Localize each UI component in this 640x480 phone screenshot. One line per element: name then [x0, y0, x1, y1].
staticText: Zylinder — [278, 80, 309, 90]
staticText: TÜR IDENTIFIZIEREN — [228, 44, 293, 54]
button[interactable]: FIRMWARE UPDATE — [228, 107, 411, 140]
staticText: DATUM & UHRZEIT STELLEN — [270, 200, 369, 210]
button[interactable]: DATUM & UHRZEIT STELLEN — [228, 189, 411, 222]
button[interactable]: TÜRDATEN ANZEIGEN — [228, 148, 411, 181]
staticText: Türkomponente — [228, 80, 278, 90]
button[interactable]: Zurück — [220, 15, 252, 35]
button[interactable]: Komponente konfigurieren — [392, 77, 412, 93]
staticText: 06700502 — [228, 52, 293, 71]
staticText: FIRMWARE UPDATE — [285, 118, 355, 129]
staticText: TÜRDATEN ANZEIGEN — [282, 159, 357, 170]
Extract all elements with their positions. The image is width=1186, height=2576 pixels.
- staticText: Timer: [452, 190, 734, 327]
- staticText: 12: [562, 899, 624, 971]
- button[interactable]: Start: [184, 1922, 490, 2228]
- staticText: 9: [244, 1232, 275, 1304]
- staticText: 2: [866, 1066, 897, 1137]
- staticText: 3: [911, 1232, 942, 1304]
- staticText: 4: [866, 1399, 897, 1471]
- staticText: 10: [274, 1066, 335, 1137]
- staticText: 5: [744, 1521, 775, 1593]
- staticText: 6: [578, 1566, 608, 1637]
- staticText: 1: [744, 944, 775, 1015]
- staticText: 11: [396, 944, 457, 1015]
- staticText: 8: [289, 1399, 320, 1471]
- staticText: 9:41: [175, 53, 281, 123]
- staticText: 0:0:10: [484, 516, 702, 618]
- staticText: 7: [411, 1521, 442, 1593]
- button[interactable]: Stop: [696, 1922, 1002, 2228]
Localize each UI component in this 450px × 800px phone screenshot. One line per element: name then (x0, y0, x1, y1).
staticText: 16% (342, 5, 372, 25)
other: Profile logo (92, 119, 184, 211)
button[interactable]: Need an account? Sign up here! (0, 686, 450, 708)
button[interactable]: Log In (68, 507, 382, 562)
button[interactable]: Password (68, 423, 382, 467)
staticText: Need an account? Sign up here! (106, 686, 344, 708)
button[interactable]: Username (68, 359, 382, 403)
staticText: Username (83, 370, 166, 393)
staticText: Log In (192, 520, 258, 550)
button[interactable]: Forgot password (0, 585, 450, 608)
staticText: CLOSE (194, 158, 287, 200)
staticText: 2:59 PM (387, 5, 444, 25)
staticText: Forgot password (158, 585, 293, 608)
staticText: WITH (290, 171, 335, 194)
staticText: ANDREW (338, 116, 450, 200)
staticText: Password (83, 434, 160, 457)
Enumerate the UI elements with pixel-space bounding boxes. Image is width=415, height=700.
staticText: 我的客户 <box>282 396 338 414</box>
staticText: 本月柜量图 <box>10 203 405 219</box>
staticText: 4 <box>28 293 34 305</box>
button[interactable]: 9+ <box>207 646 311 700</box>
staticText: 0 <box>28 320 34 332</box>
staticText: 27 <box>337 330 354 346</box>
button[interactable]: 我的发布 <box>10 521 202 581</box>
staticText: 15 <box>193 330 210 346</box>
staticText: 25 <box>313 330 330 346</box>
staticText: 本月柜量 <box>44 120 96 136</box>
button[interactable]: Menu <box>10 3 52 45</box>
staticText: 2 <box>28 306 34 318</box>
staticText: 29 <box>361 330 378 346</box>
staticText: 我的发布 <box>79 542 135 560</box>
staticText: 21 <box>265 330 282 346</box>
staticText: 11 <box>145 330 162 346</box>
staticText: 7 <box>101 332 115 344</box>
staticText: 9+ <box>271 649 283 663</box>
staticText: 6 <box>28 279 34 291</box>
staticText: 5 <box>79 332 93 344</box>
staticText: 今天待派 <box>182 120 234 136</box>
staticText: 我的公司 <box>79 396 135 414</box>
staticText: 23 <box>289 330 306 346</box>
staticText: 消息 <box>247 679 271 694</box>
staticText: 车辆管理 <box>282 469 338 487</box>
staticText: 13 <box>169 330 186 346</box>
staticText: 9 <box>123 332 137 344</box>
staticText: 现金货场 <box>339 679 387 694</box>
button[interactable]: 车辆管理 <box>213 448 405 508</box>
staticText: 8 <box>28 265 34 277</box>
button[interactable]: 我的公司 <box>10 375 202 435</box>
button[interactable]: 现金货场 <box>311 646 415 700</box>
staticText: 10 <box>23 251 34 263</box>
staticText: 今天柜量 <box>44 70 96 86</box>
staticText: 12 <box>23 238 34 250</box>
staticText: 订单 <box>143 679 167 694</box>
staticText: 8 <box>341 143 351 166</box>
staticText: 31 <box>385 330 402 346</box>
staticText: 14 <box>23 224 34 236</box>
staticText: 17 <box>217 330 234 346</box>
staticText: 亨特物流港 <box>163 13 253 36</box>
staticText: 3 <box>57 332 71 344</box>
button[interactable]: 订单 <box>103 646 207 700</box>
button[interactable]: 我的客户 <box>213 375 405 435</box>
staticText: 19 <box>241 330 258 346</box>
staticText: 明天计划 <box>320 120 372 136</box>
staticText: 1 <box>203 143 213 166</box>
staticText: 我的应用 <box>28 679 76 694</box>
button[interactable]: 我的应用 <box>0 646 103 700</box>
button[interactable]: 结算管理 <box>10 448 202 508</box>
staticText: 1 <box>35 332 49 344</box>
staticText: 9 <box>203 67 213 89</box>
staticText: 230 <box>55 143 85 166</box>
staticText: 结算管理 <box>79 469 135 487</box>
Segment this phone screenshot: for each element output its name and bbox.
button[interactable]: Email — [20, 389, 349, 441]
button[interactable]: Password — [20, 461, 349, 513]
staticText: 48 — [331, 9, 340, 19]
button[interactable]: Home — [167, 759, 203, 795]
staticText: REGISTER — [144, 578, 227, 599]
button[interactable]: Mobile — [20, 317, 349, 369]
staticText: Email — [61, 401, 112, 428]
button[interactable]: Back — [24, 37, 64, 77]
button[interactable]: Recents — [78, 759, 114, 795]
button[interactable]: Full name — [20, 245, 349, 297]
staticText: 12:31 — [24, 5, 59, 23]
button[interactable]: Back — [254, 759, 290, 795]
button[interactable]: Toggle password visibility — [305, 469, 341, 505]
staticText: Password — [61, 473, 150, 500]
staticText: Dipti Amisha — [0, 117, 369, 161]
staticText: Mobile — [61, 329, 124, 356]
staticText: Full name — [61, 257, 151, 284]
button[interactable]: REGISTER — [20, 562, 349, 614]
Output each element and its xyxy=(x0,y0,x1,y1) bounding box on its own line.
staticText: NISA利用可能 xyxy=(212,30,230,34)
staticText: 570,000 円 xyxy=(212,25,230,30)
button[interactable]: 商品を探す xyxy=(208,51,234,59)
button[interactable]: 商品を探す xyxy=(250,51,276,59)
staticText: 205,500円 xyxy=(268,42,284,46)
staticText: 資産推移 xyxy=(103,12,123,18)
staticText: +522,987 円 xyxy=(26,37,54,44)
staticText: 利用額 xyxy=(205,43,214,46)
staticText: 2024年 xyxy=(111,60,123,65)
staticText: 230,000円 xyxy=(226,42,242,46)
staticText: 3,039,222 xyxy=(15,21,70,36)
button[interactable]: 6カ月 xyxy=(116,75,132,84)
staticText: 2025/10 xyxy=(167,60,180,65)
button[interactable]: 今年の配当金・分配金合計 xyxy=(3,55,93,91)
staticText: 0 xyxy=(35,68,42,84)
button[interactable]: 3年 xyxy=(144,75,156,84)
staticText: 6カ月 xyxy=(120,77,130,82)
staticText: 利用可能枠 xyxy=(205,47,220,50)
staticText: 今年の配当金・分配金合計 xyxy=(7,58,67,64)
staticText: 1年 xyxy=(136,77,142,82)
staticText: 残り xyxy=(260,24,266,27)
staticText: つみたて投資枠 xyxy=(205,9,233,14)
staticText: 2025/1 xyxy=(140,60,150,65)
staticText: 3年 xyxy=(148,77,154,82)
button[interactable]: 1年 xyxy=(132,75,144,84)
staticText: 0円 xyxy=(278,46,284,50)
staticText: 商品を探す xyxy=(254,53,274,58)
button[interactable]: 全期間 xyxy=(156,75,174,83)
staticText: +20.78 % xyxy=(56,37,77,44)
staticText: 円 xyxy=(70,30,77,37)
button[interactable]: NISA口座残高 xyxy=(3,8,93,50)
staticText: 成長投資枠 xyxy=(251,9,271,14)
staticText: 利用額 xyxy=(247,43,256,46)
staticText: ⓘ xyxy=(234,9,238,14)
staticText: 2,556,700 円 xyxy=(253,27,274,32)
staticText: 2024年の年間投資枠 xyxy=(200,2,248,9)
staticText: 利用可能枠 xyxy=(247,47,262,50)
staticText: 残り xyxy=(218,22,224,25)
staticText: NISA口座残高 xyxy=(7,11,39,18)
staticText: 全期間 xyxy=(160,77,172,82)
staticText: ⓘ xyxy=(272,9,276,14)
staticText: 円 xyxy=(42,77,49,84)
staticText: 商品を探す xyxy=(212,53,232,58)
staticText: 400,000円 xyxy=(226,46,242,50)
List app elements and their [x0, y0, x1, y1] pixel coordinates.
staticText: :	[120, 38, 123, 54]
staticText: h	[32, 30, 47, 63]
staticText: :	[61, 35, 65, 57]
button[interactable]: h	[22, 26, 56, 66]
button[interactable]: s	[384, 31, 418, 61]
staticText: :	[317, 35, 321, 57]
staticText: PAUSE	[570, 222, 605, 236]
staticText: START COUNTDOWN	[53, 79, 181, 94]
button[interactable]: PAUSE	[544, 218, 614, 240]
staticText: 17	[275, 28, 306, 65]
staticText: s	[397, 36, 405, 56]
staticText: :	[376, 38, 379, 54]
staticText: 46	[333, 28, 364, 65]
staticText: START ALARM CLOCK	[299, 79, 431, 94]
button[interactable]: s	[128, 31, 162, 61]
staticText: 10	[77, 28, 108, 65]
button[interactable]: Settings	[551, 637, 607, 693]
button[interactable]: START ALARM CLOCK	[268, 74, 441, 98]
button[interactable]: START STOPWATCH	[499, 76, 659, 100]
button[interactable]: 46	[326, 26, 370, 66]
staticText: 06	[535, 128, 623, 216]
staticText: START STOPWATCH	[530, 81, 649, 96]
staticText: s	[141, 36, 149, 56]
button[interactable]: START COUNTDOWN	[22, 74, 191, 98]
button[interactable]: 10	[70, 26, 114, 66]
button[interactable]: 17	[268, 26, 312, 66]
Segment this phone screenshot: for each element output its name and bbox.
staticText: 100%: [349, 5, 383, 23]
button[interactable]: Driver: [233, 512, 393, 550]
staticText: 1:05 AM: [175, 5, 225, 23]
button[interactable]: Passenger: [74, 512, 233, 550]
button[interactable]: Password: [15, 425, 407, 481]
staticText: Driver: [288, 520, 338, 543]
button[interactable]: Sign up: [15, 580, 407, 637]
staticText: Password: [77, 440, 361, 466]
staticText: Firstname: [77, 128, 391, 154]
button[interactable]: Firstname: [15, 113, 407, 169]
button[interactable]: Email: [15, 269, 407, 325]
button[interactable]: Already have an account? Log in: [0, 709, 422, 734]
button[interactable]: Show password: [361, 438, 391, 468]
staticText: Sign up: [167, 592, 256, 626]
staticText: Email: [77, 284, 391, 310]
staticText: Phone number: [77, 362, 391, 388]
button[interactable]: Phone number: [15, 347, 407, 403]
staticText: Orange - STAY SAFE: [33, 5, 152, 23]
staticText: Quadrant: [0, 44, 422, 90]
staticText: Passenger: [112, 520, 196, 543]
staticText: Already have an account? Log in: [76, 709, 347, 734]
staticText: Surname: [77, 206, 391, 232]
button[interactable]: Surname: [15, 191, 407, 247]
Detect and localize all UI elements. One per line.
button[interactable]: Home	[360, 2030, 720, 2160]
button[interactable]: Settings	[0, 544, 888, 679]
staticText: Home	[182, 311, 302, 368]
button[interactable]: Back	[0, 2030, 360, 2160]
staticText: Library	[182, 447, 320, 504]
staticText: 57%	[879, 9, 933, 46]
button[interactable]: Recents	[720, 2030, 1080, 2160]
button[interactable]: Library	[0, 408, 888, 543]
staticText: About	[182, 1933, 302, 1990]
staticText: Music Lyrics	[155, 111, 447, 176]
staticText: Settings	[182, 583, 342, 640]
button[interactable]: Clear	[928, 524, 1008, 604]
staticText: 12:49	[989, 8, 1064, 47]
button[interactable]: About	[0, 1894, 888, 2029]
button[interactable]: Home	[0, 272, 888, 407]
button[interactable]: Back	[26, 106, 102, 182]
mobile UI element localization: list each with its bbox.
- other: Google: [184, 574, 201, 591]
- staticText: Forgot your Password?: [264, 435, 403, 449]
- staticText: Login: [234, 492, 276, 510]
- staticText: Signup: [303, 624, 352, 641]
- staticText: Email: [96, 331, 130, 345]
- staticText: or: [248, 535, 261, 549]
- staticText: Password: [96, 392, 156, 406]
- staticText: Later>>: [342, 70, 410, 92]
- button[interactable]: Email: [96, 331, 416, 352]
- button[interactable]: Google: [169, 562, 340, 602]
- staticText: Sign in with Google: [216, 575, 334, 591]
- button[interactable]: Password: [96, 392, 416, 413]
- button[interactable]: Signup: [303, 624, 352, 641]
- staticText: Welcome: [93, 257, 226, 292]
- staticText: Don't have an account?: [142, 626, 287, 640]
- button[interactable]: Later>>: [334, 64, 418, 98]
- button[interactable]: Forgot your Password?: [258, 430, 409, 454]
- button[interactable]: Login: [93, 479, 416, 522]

--------------------

Copy the rows word for word, starting with the first one and ending with the line that holds "button[interactable]: Zurück —", both included.

■ ANSWER TO THIS EXERCISE:
Localize each UI component in this 640x480 phone screenshot. One line per element: name then [x0, y0, x1, y1].
staticText: Zylinder — [278, 80, 309, 90]
staticText: TÜR IDENTIFIZIEREN — [228, 44, 293, 54]
button[interactable]: FIRMWARE UPDATE — [228, 107, 411, 140]
staticText: DATUM & UHRZEIT STELLEN — [270, 200, 369, 210]
button[interactable]: DATUM & UHRZEIT STELLEN — [228, 189, 411, 222]
button[interactable]: TÜRDATEN ANZEIGEN — [228, 148, 411, 181]
staticText: Türkomponente — [228, 80, 278, 90]
button[interactable]: Zurück — [220, 15, 252, 35]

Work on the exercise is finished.